*Extrait du texte*:
....
Renforcer les capacités plutôt que laisser fuir les cerveaux

Les quatre histoires de vies ci-dessus ne sont pas des exemples théoriques. Ils montrent à quel point les chances et les difficultés des personnes en fuite peuvent être différentes. Divers facteurs jouent un rôle dans la construction d'un avenir autonome. L'initiative personnelle, les forces psychiques, physiques et mentales, les liens familiaux et les responsabilités ne constituent qu'un aspect. Les barrières juridiques et économiques, mais aussi les programmes de soutien ciblés, ont eux-aussi une grande incidence.

La plupart du temps, les personnes qui ont fui souhaitent se débarrasser le plus rapidement possible de leur stigmate de réfugié pour mener une vie aussi normale que possible.
....
*Données*:
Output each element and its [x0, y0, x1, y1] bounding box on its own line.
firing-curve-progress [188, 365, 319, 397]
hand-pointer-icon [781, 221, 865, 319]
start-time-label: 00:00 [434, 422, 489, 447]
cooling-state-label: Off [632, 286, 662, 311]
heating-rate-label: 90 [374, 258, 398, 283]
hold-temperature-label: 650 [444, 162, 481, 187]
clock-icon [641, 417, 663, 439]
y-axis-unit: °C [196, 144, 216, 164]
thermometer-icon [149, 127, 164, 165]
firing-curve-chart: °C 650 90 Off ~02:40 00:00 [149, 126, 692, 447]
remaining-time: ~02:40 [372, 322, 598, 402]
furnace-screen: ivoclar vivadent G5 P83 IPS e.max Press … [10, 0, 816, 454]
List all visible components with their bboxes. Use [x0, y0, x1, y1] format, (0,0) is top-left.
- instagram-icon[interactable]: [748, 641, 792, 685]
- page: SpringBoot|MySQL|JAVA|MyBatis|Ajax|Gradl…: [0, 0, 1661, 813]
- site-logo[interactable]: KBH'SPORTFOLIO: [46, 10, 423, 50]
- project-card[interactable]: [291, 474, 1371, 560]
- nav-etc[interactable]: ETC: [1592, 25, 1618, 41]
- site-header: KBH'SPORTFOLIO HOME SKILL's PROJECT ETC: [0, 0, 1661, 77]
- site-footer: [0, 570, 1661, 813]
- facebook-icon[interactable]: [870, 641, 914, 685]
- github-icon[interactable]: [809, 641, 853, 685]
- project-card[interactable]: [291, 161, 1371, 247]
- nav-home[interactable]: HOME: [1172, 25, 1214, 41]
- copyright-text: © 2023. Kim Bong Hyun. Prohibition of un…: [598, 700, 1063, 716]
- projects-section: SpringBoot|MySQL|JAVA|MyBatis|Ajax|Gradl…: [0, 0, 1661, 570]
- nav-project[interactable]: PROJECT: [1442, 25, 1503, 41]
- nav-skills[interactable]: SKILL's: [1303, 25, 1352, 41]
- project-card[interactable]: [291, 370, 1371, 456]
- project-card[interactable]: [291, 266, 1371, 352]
....
*Consigne*: Pouvez-vous donner la suite du texte sur les personnes en fuite, après sa dernière phrase ? Ces données proviennent d'une autre source.

*Votre réponse*:
S'ils parviennent à se construire une existence ici et se souviennent ensuite de l'aide qu'ils ont reçue pour atteindre leur objectif, les conséquences seront certainement meilleures pour nous tous que s'ils doivent éprouver pendant des années le fait d'être traités ici comme des personnes de deuxième ou de troisième classe.

Nouvelle initiative de deux hautes écoles fribourgeoises

Ce qu’une femme ou un homme est dans son pays n’est pas un acquis, et peut ne valoir plus grand-chose une fois expatrié. En tant que pays d’accueil, il serait bon de se rappeler qu’un réfugié n’arrive pas sans savoirs ou sans bagages professionnels. Se souvenir qu’il n’est, à ce titre, pas si différent de nous, c’est avoir l’humilité de reconnaître que le statut de requérant d’asile ne fait pas de celui qui le demande un sot.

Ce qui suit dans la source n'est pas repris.